### Problem requirements
Below are records; transcribe only the line with "Read this page and output its text content." and those after it, through the last line, without any change.

:::::

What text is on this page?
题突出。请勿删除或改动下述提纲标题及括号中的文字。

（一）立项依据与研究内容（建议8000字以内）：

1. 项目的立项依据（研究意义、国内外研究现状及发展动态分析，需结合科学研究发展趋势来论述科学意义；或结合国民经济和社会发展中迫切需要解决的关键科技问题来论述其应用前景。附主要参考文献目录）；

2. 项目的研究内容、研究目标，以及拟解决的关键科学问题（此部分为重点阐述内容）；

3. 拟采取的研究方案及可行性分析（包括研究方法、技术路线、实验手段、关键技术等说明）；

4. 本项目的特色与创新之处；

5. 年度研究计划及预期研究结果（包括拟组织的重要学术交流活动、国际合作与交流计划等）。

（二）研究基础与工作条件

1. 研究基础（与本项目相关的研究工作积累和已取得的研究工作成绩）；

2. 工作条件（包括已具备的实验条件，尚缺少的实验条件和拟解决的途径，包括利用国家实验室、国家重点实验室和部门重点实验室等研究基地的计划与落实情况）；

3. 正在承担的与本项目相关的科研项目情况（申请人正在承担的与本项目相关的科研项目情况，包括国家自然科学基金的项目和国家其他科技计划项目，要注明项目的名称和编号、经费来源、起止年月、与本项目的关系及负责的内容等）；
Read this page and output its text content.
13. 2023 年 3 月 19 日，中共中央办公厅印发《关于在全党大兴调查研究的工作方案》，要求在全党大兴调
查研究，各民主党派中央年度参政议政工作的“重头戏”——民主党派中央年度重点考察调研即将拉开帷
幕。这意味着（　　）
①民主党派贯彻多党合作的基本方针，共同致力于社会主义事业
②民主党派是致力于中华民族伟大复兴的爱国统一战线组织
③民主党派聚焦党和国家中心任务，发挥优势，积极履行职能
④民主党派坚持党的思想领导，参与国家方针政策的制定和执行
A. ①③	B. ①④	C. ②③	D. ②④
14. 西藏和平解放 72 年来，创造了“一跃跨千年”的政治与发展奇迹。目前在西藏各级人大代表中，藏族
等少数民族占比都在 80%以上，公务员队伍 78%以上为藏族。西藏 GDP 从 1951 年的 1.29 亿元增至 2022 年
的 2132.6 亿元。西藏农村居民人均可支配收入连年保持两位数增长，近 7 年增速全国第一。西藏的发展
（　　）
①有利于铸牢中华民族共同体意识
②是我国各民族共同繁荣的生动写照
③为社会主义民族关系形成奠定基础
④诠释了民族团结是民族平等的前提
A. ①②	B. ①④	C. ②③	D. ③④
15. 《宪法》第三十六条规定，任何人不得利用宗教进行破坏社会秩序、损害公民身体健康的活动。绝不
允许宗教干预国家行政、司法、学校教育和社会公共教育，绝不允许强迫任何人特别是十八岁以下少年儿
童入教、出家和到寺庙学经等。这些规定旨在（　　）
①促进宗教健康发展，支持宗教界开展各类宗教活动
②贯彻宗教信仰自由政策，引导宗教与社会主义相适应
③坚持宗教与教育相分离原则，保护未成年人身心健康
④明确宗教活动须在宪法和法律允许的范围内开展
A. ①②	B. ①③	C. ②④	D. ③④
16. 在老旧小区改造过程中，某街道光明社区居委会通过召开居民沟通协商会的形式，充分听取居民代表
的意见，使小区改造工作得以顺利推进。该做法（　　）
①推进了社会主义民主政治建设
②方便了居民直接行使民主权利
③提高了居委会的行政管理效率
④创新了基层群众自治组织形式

:::::

### Finished answer
Read this page and output its text content.
13. 2023 年 3 月 19 日，中共中央办公厅印发《关于在全党大兴调查研究的工作方案》，要求在全党大兴调
查研究，各民主党派中央年度参政议政工作的“重头戏”——民主党派中央年度重点考察调研即将拉开帷
幕。这意味着（　　）
①民主党派贯彻多党合作的基本方针，共同致力于社会主义事业
②民主党派是致力于中华民族伟大复兴的爱国统一战线组织
③民主党派聚焦党和国家中心任务，发挥优势，积极履行职能
④民主党派坚持党的思想领导，参与国家方针政策的制定和执行
A. ①③	B. ①④	C. ②③	D. ②④
14. 西藏和平解放 72 年来，创造了“一跃跨千年”的政治与发展奇迹。目前在西藏各级人大代表中，藏族
等少数民族占比都在 80%以上，公务员队伍 78%以上为藏族。西藏 GDP 从 1951 年的 1.29 亿元增至 2022 年
的 2132.6 亿元。西藏农村居民人均可支配收入连年保持两位数增长，近 7 年增速全国第一。西藏的发展
（　　）
①有利于铸牢中华民族共同体意识
②是我国各民族共同繁荣的生动写照
③为社会主义民族关系形成奠定基础
④诠释了民族团结是民族平等的前提
A. ①②	B. ①④	C. ②③	D. ③④
15. 《宪法》第三十六条规定，任何人不得利用宗教进行破坏社会秩序、损害公民身体健康的活动。绝不
允许宗教干预国家行政、司法、学校教育和社会公共教育，绝不允许强迫任何人特别是十八岁以下少年儿
童入教、出家和到寺庙学经等。这些规定旨在（　　）
①促进宗教健康发展，支持宗教界开展各类宗教活动
②贯彻宗教信仰自由政策，引导宗教与社会主义相适应
③坚持宗教与教育相分离原则，保护未成年人身心健康
④明确宗教活动须在宪法和法律允许的范围内开展
A. ①②	B. ①③	C. ②④	D. ③④
16. 在老旧小区改造过程中，某街道光明社区居委会通过召开居民沟通协商会的形式，充分听取居民代表
的意见，使小区改造工作得以顺利推进。该做法（　　）
①推进了社会主义民主政治建设
②方便了居民直接行使民主权利
③提高了居委会的行政管理效率
④创新了基层群众自治组织形式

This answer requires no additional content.